** Exercise prompt **
Go through the entries below and retype them exactly, omitting each picture.

** Data supplied **
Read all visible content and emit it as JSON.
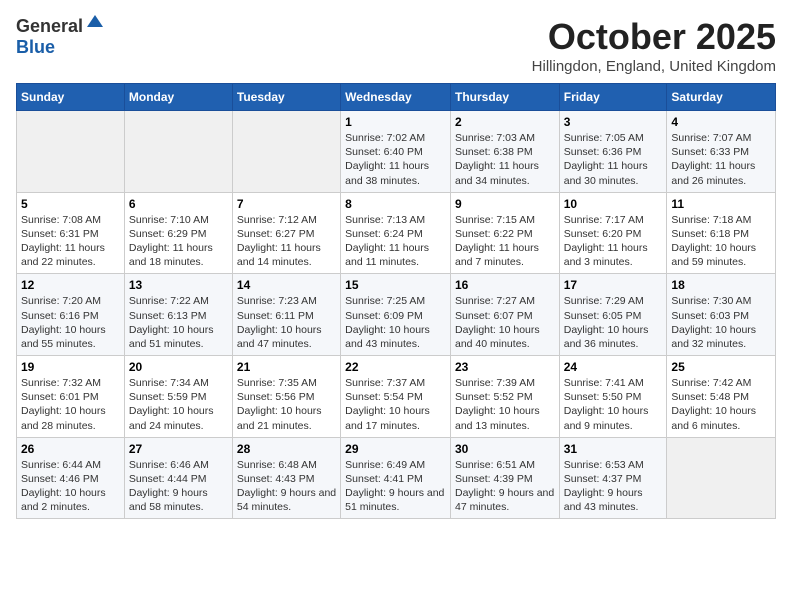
{
  "header": {
    "logo_general": "General",
    "logo_blue": "Blue",
    "month_year": "October 2025",
    "location": "Hillingdon, England, United Kingdom"
  },
  "days_of_week": [
    "Sunday",
    "Monday",
    "Tuesday",
    "Wednesday",
    "Thursday",
    "Friday",
    "Saturday"
  ],
  "weeks": [
    [
      {
        "day": "",
        "info": ""
      },
      {
        "day": "",
        "info": ""
      },
      {
        "day": "",
        "info": ""
      },
      {
        "day": "1",
        "info": "Sunrise: 7:02 AM\nSunset: 6:40 PM\nDaylight: 11 hours and 38 minutes."
      },
      {
        "day": "2",
        "info": "Sunrise: 7:03 AM\nSunset: 6:38 PM\nDaylight: 11 hours and 34 minutes."
      },
      {
        "day": "3",
        "info": "Sunrise: 7:05 AM\nSunset: 6:36 PM\nDaylight: 11 hours and 30 minutes."
      },
      {
        "day": "4",
        "info": "Sunrise: 7:07 AM\nSunset: 6:33 PM\nDaylight: 11 hours and 26 minutes."
      }
    ],
    [
      {
        "day": "5",
        "info": "Sunrise: 7:08 AM\nSunset: 6:31 PM\nDaylight: 11 hours and 22 minutes."
      },
      {
        "day": "6",
        "info": "Sunrise: 7:10 AM\nSunset: 6:29 PM\nDaylight: 11 hours and 18 minutes."
      },
      {
        "day": "7",
        "info": "Sunrise: 7:12 AM\nSunset: 6:27 PM\nDaylight: 11 hours and 14 minutes."
      },
      {
        "day": "8",
        "info": "Sunrise: 7:13 AM\nSunset: 6:24 PM\nDaylight: 11 hours and 11 minutes."
      },
      {
        "day": "9",
        "info": "Sunrise: 7:15 AM\nSunset: 6:22 PM\nDaylight: 11 hours and 7 minutes."
      },
      {
        "day": "10",
        "info": "Sunrise: 7:17 AM\nSunset: 6:20 PM\nDaylight: 11 hours and 3 minutes."
      },
      {
        "day": "11",
        "info": "Sunrise: 7:18 AM\nSunset: 6:18 PM\nDaylight: 10 hours and 59 minutes."
      }
    ],
    [
      {
        "day": "12",
        "info": "Sunrise: 7:20 AM\nSunset: 6:16 PM\nDaylight: 10 hours and 55 minutes."
      },
      {
        "day": "13",
        "info": "Sunrise: 7:22 AM\nSunset: 6:13 PM\nDaylight: 10 hours and 51 minutes."
      },
      {
        "day": "14",
        "info": "Sunrise: 7:23 AM\nSunset: 6:11 PM\nDaylight: 10 hours and 47 minutes."
      },
      {
        "day": "15",
        "info": "Sunrise: 7:25 AM\nSunset: 6:09 PM\nDaylight: 10 hours and 43 minutes."
      },
      {
        "day": "16",
        "info": "Sunrise: 7:27 AM\nSunset: 6:07 PM\nDaylight: 10 hours and 40 minutes."
      },
      {
        "day": "17",
        "info": "Sunrise: 7:29 AM\nSunset: 6:05 PM\nDaylight: 10 hours and 36 minutes."
      },
      {
        "day": "18",
        "info": "Sunrise: 7:30 AM\nSunset: 6:03 PM\nDaylight: 10 hours and 32 minutes."
      }
    ],
    [
      {
        "day": "19",
        "info": "Sunrise: 7:32 AM\nSunset: 6:01 PM\nDaylight: 10 hours and 28 minutes."
      },
      {
        "day": "20",
        "info": "Sunrise: 7:34 AM\nSunset: 5:59 PM\nDaylight: 10 hours and 24 minutes."
      },
      {
        "day": "21",
        "info": "Sunrise: 7:35 AM\nSunset: 5:56 PM\nDaylight: 10 hours and 21 minutes."
      },
      {
        "day": "22",
        "info": "Sunrise: 7:37 AM\nSunset: 5:54 PM\nDaylight: 10 hours and 17 minutes."
      },
      {
        "day": "23",
        "info": "Sunrise: 7:39 AM\nSunset: 5:52 PM\nDaylight: 10 hours and 13 minutes."
      },
      {
        "day": "24",
        "info": "Sunrise: 7:41 AM\nSunset: 5:50 PM\nDaylight: 10 hours and 9 minutes."
      },
      {
        "day": "25",
        "info": "Sunrise: 7:42 AM\nSunset: 5:48 PM\nDaylight: 10 hours and 6 minutes."
      }
    ],
    [
      {
        "day": "26",
        "info": "Sunrise: 6:44 AM\nSunset: 4:46 PM\nDaylight: 10 hours and 2 minutes."
      },
      {
        "day": "27",
        "info": "Sunrise: 6:46 AM\nSunset: 4:44 PM\nDaylight: 9 hours and 58 minutes."
      },
      {
        "day": "28",
        "info": "Sunrise: 6:48 AM\nSunset: 4:43 PM\nDaylight: 9 hours and 54 minutes."
      },
      {
        "day": "29",
        "info": "Sunrise: 6:49 AM\nSunset: 4:41 PM\nDaylight: 9 hours and 51 minutes."
      },
      {
        "day": "30",
        "info": "Sunrise: 6:51 AM\nSunset: 4:39 PM\nDaylight: 9 hours and 47 minutes."
      },
      {
        "day": "31",
        "info": "Sunrise: 6:53 AM\nSunset: 4:37 PM\nDaylight: 9 hours and 43 minutes."
      },
      {
        "day": "",
        "info": ""
      }
    ]
  ]
}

** Right answer **
Read all visible content and emit it as JSON.
{
  "header": {
    "logo_general": "General",
    "logo_blue": "Blue",
    "month_year": "October 2025",
    "location": "Hillingdon, England, United Kingdom"
  },
  "days_of_week": [
    "Sunday",
    "Monday",
    "Tuesday",
    "Wednesday",
    "Thursday",
    "Friday",
    "Saturday"
  ],
  "weeks": [
    [
      {
        "day": "",
        "info": ""
      },
      {
        "day": "",
        "info": ""
      },
      {
        "day": "",
        "info": ""
      },
      {
        "day": "1",
        "info": "Sunrise: 7:02 AM\nSunset: 6:40 PM\nDaylight: 11 hours and 38 minutes."
      },
      {
        "day": "2",
        "info": "Sunrise: 7:03 AM\nSunset: 6:38 PM\nDaylight: 11 hours and 34 minutes."
      },
      {
        "day": "3",
        "info": "Sunrise: 7:05 AM\nSunset: 6:36 PM\nDaylight: 11 hours and 30 minutes."
      },
      {
        "day": "4",
        "info": "Sunrise: 7:07 AM\nSunset: 6:33 PM\nDaylight: 11 hours and 26 minutes."
      }
    ],
    [
      {
        "day": "5",
        "info": "Sunrise: 7:08 AM\nSunset: 6:31 PM\nDaylight: 11 hours and 22 minutes."
      },
      {
        "day": "6",
        "info": "Sunrise: 7:10 AM\nSunset: 6:29 PM\nDaylight: 11 hours and 18 minutes."
      },
      {
        "day": "7",
        "info": "Sunrise: 7:12 AM\nSunset: 6:27 PM\nDaylight: 11 hours and 14 minutes."
      },
      {
        "day": "8",
        "info": "Sunrise: 7:13 AM\nSunset: 6:24 PM\nDaylight: 11 hours and 11 minutes."
      },
      {
        "day": "9",
        "info": "Sunrise: 7:15 AM\nSunset: 6:22 PM\nDaylight: 11 hours and 7 minutes."
      },
      {
        "day": "10",
        "info": "Sunrise: 7:17 AM\nSunset: 6:20 PM\nDaylight: 11 hours and 3 minutes."
      },
      {
        "day": "11",
        "info": "Sunrise: 7:18 AM\nSunset: 6:18 PM\nDaylight: 10 hours and 59 minutes."
      }
    ],
    [
      {
        "day": "12",
        "info": "Sunrise: 7:20 AM\nSunset: 6:16 PM\nDaylight: 10 hours and 55 minutes."
      },
      {
        "day": "13",
        "info": "Sunrise: 7:22 AM\nSunset: 6:13 PM\nDaylight: 10 hours and 51 minutes."
      },
      {
        "day": "14",
        "info": "Sunrise: 7:23 AM\nSunset: 6:11 PM\nDaylight: 10 hours and 47 minutes."
      },
      {
        "day": "15",
        "info": "Sunrise: 7:25 AM\nSunset: 6:09 PM\nDaylight: 10 hours and 43 minutes."
      },
      {
        "day": "16",
        "info": "Sunrise: 7:27 AM\nSunset: 6:07 PM\nDaylight: 10 hours and 40 minutes."
      },
      {
        "day": "17",
        "info": "Sunrise: 7:29 AM\nSunset: 6:05 PM\nDaylight: 10 hours and 36 minutes."
      },
      {
        "day": "18",
        "info": "Sunrise: 7:30 AM\nSunset: 6:03 PM\nDaylight: 10 hours and 32 minutes."
      }
    ],
    [
      {
        "day": "19",
        "info": "Sunrise: 7:32 AM\nSunset: 6:01 PM\nDaylight: 10 hours and 28 minutes."
      },
      {
        "day": "20",
        "info": "Sunrise: 7:34 AM\nSunset: 5:59 PM\nDaylight: 10 hours and 24 minutes."
      },
      {
        "day": "21",
        "info": "Sunrise: 7:35 AM\nSunset: 5:56 PM\nDaylight: 10 hours and 21 minutes."
      },
      {
        "day": "22",
        "info": "Sunrise: 7:37 AM\nSunset: 5:54 PM\nDaylight: 10 hours and 17 minutes."
      },
      {
        "day": "23",
        "info": "Sunrise: 7:39 AM\nSunset: 5:52 PM\nDaylight: 10 hours and 13 minutes."
      },
      {
        "day": "24",
        "info": "Sunrise: 7:41 AM\nSunset: 5:50 PM\nDaylight: 10 hours and 9 minutes."
      },
      {
        "day": "25",
        "info": "Sunrise: 7:42 AM\nSunset: 5:48 PM\nDaylight: 10 hours and 6 minutes."
      }
    ],
    [
      {
        "day": "26",
        "info": "Sunrise: 6:44 AM\nSunset: 4:46 PM\nDaylight: 10 hours and 2 minutes."
      },
      {
        "day": "27",
        "info": "Sunrise: 6:46 AM\nSunset: 4:44 PM\nDaylight: 9 hours and 58 minutes."
      },
      {
        "day": "28",
        "info": "Sunrise: 6:48 AM\nSunset: 4:43 PM\nDaylight: 9 hours and 54 minutes."
      },
      {
        "day": "29",
        "info": "Sunrise: 6:49 AM\nSunset: 4:41 PM\nDaylight: 9 hours and 51 minutes."
      },
      {
        "day": "30",
        "info": "Sunrise: 6:51 AM\nSunset: 4:39 PM\nDaylight: 9 hours and 47 minutes."
      },
      {
        "day": "31",
        "info": "Sunrise: 6:53 AM\nSunset: 4:37 PM\nDaylight: 9 hours and 43 minutes."
      },
      {
        "day": "",
        "info": ""
      }
    ]
  ]
}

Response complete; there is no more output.